** DESCRIPTION OF THE TASK **
Copy out every line of the records where the string "Output" occurs.

** DATASET EXCERPTS **
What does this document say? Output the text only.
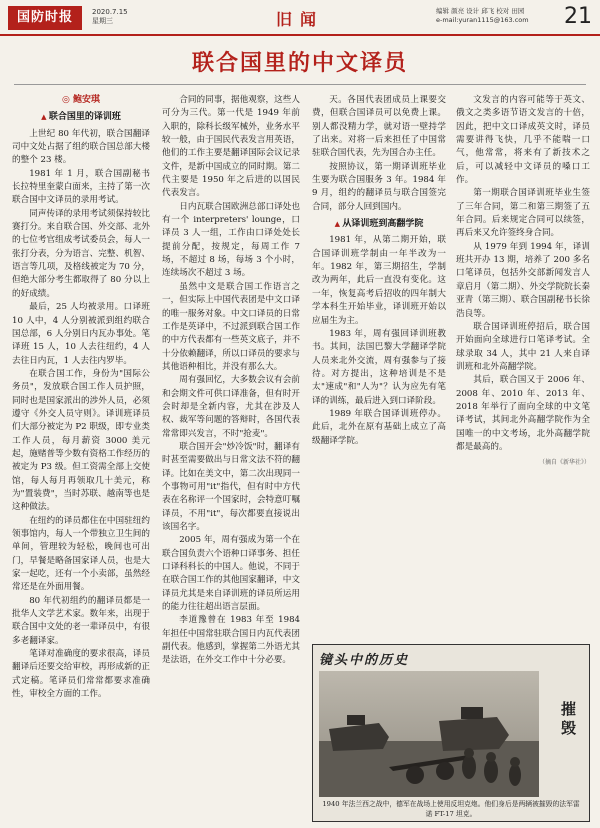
国防时报	2020.7.15
星期三	旧闻	编辑 颜亮 设计 邱飞 校对 田园
e-mail:yuran1115@163.com	21
联合国里的中文译员
◎ 鲍安琪
▲ 联合国里的译训班

上世纪 80 年代初，联合国翻译司中文处占据了组约联合国总部大楼的整个 23 楼。

1981 年 1 月，联合国副秘书长拉特里奎蒙白面来，主持了第一次联合国中文译员的录用考试。

同声传译的录用考试须保持较比赛打分。来自联合国、外交部、北外的七位考官组成考试委员会，每人一张打分表，分为语言、完整、机智、语言等几项，及格线被定为 70 分，但绝大部分考生都取得了 80 分以上的好成绩。

最后，25 人均被录用。口译班 10 人中，4 人分别被派到组约联合国总部，6 人分别日内瓦办事处。笔译班 15 人，10 人去往纽约，4 人去往日内瓦，1 人去往内罗毕。

在联合国工作，身份为"国际公务员"，发放联合国工作人员护照，同时也是国家派出的涉外人员，必须遵守《外交人员守则》。译训班译员们大部分被定为 P2 职级，即专业类工作人员，每月薪资 3000 美元起，施赌普等少数有资格工作经历的被定为 P3 级。但工资需全部上交使馆，每人每月再领取几十美元，称为"置装费"，当时苏联、越南等也是这种做法。

在纽约的译员都住在中国驻纽约领事馆内，每人一个带独立卫生间的单间，管理较为轻松，晚间也可出门，早餐是略备国家译人员，也是大家一起吃，还有一个小卖部，虽然经常还是在外面用餐。

80 年代初组约的翻译员都是一批华人文学艺术家。数年来，出现于联合国中文处的老一辈译员中，有很多老翻译家。

笔译对准确度的要求很高，译员翻译后还要交给审校，再形成新的正式定稿。笔译员们常常都要求准确性，审校全方面的工作。

合同的同事，据他观察，这些人可分为三代。第一代是 1949 年前入职的，除科长级军械外，业务水平较一般，由于国民代表发言用英语，他们的工作主要是翻译国际会议记录文件，是新中国成立的同时期。第二代主要是 1950 年之后进的以国民代表发言。

日内瓦联合国欧洲总部口译处也有一个 interpreters' lounge，口译员 3 人一组，工作由口译处处长提前分配，按规定，每周工作 7 场，不超过 8 场，每场 3 个小时，连续场次不超过 3 场。

虽然中文是联合国工作语言之一，但实际上中国代表团是中文口译的唯一服务对象。中文口译员的日常工作是英译中，不过派到联合国工作的中方代表都有一些英文底子，并不十分依赖翻译，所以口译员的要求与其他语种相比，并没有那么大。

周有强回忆，大多数会议有会前和会期文件可供口译准备，但有时开会时却是全新内容，尤其在涉及人权、裁军等问题的答辩时，各国代表常常即兴发言，不时"抢麦"。

联合国开会"炒冷饭"时，翻译有时甚至需要做出与日常文法不符的翻译。比如在美文中，第二次出现同一个事物可用"it"指代，但有时中方代表在名称评一个国家时，会特意叮嘱译员，不用"it"，每次都要直接说出该国名字。

2005 年，周有强成为第一个在联合国负责六个语种口译事务、担任口译科科长的中国人。他说，不同于在联合国工作的其他国家翻译，中文译员尤其是来自译训班的译员所运用的能力往往超出语言层面。

李道豫曾在 1983 年至 1984 年担任中国常驻联合国日内瓦代表团副代表。他感到，掌握第二外语尤其是法语，在外交工作中十分必要。

天。各国代表团成员上课要交费，但联合国译员可以免费上课。别人都没精力学，就对语一壁持学了出来。对将一后来担任了中国常驻联合国代表，先为国合办主任。

按照协议，第一期译训班毕业生要为联合国服务 3 年。1984 年 9 月，组约的翻译员与联合国签完合同，部分人回到国内。

▲ 从译训班到高翻学院

1981 年，从第二期开始，联合国译训班学制由一年半改为一年。1982 年，第三期招生，学制改为两年，此后一直没有变化。这一年，恢复高考后招收的四年制大学本科生开始毕业，译训班开始以应届生为主。

1983 年，周有强回译训班教书。其间，法国巴黎大学翻译学院人员来北外交流，周有强参与了接待。对方提出，这种培训是不是太"速成"和"人为"？认为应先有笔译的训练，最后进入到口译阶段。

1989 年联合国译训班停办。此后，北外在原有基础上成立了高级翻译学院。

文发言的内容可能等于英文、俄文之类多语节语文发言的十倍，因此，把中文口译成英文时，译员需要讲得飞快，几乎不能喘一口气，他常常，将来有了新技术之后，可以减轻中文译员的嗓口工作。

第一期联合国译训班毕业生签了三年合同，第二和第三期签了五年合同。后来规定合同可以续签，再后来又允许签终身合同。

从 1979 年到 1994 年，译训班共开办 13 期，培养了 200 多名口笔译员，包括外交部新闻发言人章启月（第二期）、外交学院院长秦亚青（第三期）、联合国副秘书长徐浩良等。

联合国译训班停招后，联合国开始面向全球进行口笔译考试。全球录取 34 人，其中 21 人来自译训班和北外高翻学院。

其后，联合国又于 2006 年、2008 年、2010 年、2013 年、2018 年举行了面向全球的中文笔译考试，其间北外高翻学院作为全国唯一的中文考场，北外高翻学院都是最高的。

（摘自《新华社》）

镜头中的历史
摧毁
1940 年法兰西之战中，德军在战场上使用反坦克炮。他们身后是两辆被摧毁的法军雷诺 FT-17 坦克。
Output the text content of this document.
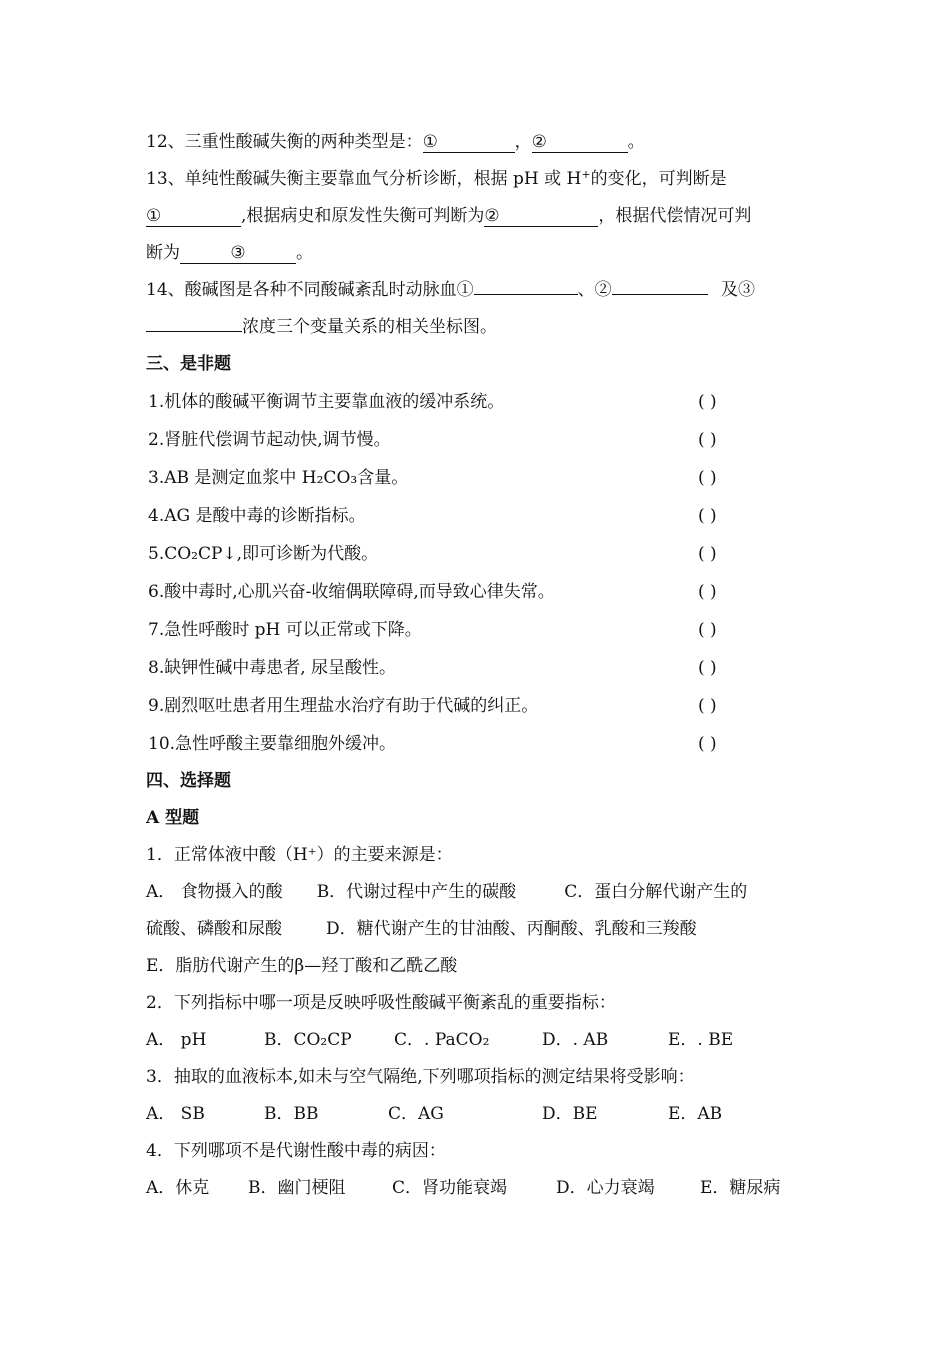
12、三重性酸碱失衡的两种类型是：①	，②	。
13、单纯性酸碱失衡主要靠血气分析诊断，根据 pH 或 H+的变化，可判断是
①	,根据病史和原发性失衡可判断为②	，根据代偿情况可判
断为	③	。
14、酸碱图是各种不同酸碱紊乱时动脉血①	、②	及③
浓度三个变量关系的相关坐标图。
三、是非题
1.机体的酸碱平衡调节主要靠血液的缓冲系统。	( )
2.肾脏代偿调节起动快,调节慢。	( )
3.AB 是测定血浆中 H₂CO₃含量。	( )
4.AG 是酸中毒的诊断指标。	( )
5.CO₂CP↓,即可诊断为代酸。	( )
6.酸中毒时,心肌兴奋-收缩偶联障碍,而导致心律失常。	( )
7.急性呼酸时 pH 可以正常或下降。	( )
8.缺钾性碱中毒患者, 尿呈酸性。	( )
9.剧烈呕吐患者用生理盐水治疗有助于代碱的纠正。	( )
10.急性呼酸主要靠细胞外缓冲。	( )
四、选择题
A 型题
1．正常体液中酸（H⁺）的主要来源是：
A． 食物摄入的酸 B．代谢过程中产生的碳酸	C．蛋白分解代谢产生的
硫酸、磷酸和尿酸	D．糖代谢产生的甘油酸、丙酮酸、乳酸和三羧酸
E．脂肪代谢产生的β—羟丁酸和乙酰乙酸
2．下列指标中哪一项是反映呼吸性酸碱平衡紊乱的重要指标：
A． pH	B．CO₂CP C．. PaCO₂	D．. AB	E．. BE
3．抽取的血液标本,如未与空气隔绝,下列哪项指标的测定结果将受影响：
A． SB	B．BB	C．AG	D．BE	E．AB
4．下列哪项不是代谢性酸中毒的病因：
A．休克 B．幽门梗阻	C．肾功能衰竭	D．心力衰竭	E．糖尿病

** SOLUTION TO THIS EXERCISE **
What does this document say? Output the text only.
Output the text content of this document.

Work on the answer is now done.